Copy out all lines that carry the word "screenshot".
**** Supplied material
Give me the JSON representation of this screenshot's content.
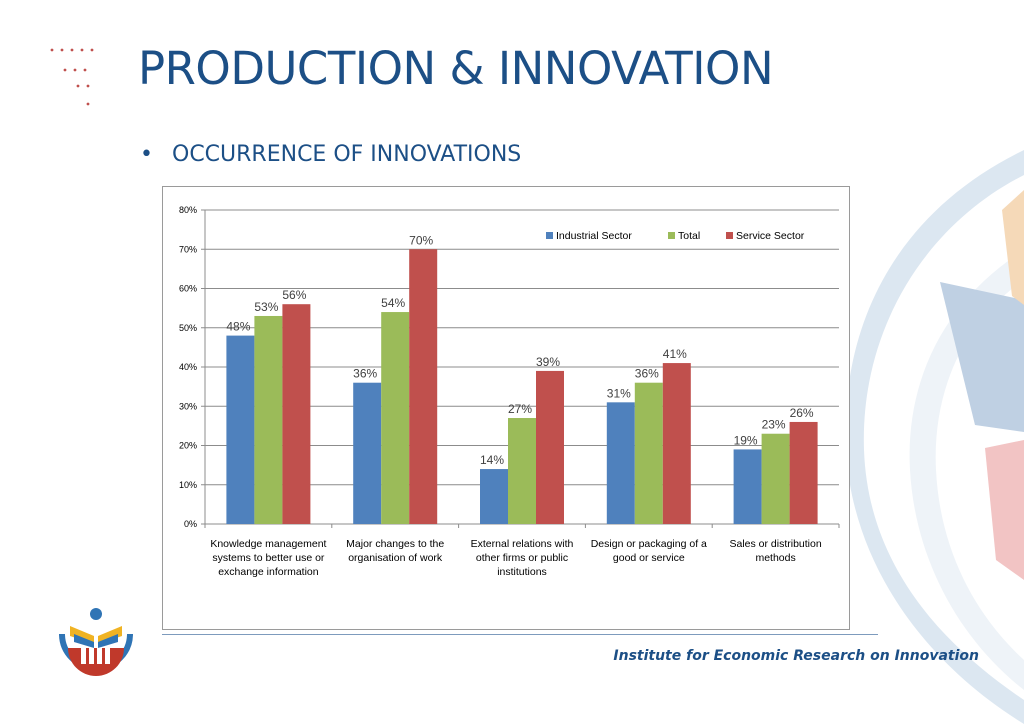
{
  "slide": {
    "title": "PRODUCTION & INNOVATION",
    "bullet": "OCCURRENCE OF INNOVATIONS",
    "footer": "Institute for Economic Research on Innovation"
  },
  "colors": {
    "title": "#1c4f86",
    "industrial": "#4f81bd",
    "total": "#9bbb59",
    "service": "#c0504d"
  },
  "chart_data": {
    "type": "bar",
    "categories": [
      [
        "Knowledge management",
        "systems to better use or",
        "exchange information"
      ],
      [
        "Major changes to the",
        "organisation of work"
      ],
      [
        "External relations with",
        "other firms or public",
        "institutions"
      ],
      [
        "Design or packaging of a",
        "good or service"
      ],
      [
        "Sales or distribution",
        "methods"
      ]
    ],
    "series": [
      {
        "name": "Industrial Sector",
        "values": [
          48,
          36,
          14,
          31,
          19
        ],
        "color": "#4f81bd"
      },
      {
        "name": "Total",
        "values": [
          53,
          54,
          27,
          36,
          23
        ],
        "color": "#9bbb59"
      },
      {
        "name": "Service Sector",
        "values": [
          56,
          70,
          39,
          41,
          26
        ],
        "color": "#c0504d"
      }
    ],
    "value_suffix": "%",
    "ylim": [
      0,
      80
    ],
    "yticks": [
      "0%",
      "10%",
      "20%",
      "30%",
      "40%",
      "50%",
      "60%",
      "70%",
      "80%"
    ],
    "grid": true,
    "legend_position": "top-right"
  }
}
********
**** Supplied material
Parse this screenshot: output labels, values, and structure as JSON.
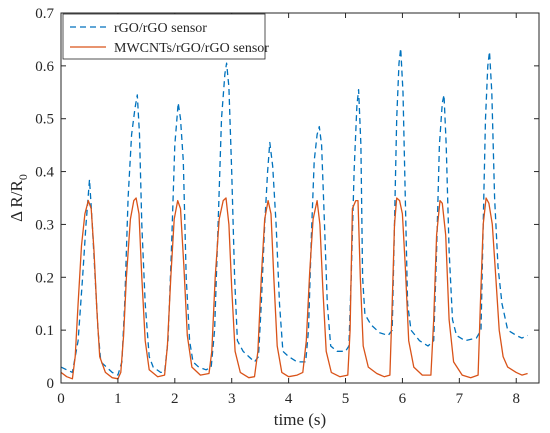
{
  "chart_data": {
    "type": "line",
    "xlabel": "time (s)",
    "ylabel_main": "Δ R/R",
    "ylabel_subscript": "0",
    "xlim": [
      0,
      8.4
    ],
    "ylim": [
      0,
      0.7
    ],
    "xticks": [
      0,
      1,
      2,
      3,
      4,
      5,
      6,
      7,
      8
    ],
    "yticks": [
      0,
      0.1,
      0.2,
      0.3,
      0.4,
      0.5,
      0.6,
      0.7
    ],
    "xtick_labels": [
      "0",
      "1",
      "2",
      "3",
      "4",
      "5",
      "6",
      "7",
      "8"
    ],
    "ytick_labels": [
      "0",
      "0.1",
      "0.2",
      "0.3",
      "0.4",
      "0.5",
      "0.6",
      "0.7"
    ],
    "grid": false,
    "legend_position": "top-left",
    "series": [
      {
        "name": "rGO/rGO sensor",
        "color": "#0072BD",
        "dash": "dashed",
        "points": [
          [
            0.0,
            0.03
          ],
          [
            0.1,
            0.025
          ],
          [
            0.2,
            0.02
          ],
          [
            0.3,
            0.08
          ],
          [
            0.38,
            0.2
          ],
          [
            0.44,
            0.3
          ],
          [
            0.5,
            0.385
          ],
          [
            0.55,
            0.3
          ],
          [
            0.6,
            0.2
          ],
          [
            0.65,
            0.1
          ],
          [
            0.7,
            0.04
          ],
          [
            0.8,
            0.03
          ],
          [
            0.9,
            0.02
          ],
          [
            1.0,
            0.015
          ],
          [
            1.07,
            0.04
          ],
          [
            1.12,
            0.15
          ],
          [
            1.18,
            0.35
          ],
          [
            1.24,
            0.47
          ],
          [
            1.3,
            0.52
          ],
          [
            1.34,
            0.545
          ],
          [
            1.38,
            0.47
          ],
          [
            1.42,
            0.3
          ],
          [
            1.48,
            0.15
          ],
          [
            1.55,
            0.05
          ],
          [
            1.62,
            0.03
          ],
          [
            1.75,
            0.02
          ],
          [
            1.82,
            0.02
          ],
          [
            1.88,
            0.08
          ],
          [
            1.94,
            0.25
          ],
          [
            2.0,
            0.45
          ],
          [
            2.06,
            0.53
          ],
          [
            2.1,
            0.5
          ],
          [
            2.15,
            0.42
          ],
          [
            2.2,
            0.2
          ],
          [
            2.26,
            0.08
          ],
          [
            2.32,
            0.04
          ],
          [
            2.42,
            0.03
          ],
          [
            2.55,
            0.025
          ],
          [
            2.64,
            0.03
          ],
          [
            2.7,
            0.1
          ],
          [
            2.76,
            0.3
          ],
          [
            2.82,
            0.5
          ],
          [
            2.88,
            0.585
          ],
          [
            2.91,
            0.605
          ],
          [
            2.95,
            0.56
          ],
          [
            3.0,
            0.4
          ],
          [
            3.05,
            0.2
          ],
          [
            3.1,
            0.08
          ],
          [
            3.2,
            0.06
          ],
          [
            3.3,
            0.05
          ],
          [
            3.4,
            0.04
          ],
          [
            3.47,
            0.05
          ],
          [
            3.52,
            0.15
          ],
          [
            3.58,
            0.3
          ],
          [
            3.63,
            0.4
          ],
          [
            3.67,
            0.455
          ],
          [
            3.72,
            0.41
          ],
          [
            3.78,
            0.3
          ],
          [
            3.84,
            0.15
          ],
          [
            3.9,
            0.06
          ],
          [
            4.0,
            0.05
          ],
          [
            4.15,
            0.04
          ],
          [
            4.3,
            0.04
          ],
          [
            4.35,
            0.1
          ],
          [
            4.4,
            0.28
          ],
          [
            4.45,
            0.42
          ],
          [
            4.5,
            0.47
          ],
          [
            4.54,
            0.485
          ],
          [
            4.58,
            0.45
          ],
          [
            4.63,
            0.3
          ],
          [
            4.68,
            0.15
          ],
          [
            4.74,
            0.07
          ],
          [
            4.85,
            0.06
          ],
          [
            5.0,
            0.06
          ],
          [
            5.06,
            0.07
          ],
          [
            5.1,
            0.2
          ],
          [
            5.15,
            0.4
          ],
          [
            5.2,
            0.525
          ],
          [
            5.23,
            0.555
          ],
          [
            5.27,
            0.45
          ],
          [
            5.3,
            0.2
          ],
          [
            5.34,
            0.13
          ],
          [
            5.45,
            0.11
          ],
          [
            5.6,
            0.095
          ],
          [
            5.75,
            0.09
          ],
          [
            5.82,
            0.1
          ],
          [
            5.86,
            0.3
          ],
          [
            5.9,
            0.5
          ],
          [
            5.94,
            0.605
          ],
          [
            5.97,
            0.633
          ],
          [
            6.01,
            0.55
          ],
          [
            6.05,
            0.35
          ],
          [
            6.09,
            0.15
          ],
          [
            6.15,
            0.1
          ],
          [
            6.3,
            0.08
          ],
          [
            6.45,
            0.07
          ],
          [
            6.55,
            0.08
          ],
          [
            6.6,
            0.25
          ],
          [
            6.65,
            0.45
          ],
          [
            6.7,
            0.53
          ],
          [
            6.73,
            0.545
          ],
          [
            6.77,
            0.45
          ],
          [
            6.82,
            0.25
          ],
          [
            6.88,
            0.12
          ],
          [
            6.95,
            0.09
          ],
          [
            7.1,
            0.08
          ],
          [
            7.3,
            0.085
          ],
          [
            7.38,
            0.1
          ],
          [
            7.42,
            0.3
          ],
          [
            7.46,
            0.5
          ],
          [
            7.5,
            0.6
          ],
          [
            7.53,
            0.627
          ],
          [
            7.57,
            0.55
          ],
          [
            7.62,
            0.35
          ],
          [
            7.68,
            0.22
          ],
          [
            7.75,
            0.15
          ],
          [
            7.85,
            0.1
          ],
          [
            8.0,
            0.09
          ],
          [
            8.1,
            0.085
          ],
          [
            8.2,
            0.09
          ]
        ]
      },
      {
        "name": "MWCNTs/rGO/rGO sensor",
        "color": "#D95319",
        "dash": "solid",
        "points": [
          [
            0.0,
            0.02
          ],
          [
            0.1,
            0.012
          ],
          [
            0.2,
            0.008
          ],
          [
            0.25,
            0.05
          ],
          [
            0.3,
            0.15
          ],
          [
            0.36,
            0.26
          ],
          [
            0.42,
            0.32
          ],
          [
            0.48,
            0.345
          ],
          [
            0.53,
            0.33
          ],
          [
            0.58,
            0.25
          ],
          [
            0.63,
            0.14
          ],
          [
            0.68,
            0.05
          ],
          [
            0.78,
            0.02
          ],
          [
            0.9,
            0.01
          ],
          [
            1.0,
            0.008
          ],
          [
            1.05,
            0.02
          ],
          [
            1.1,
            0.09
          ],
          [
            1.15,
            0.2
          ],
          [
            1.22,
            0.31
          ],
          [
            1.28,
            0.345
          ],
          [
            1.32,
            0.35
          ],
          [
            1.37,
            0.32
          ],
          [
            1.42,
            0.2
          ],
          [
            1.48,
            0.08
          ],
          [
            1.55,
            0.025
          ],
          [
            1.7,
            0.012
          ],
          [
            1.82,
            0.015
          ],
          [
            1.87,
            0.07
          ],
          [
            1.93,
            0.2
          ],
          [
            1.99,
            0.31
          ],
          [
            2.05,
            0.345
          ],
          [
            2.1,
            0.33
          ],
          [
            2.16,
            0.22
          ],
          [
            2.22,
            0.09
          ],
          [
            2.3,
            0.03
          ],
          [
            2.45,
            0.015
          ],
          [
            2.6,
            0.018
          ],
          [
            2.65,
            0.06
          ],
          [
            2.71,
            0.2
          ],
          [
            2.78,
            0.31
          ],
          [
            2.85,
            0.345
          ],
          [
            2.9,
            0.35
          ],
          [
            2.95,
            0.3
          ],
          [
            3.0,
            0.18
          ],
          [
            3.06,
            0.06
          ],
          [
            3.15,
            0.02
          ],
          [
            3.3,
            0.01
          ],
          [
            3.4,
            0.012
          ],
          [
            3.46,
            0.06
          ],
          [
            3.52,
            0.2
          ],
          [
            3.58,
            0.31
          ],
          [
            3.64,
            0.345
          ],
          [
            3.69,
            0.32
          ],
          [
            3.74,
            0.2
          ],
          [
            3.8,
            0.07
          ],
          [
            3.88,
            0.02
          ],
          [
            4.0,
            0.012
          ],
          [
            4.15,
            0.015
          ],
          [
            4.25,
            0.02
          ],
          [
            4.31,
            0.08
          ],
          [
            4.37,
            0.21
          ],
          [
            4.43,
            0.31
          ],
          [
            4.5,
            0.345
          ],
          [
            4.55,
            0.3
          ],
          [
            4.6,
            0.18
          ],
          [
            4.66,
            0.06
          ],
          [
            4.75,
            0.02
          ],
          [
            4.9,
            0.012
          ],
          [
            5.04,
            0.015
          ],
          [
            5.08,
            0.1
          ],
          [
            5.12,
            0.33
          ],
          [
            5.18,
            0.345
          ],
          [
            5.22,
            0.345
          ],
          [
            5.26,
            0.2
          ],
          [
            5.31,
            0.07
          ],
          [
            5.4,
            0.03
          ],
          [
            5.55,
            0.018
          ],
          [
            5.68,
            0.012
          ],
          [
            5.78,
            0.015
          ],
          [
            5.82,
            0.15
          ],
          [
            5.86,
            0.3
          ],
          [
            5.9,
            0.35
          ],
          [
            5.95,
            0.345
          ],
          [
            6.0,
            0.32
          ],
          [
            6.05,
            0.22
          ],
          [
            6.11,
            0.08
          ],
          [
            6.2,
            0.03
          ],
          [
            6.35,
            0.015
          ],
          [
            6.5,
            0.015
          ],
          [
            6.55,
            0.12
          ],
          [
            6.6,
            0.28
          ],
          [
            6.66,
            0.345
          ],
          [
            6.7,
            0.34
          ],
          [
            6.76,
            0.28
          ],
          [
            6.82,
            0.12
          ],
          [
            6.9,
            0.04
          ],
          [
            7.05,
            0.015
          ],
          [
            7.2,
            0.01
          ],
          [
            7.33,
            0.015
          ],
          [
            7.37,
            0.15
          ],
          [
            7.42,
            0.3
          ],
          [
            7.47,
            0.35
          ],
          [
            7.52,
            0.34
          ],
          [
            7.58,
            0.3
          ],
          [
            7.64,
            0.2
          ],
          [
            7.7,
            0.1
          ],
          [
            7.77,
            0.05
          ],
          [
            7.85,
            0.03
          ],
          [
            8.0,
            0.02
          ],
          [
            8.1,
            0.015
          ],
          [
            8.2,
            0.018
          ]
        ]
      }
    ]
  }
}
********
Answer below:
Give me the JSON representation of this screenshot's content.
Parse this screenshot: output labels, values, and structure as JSON.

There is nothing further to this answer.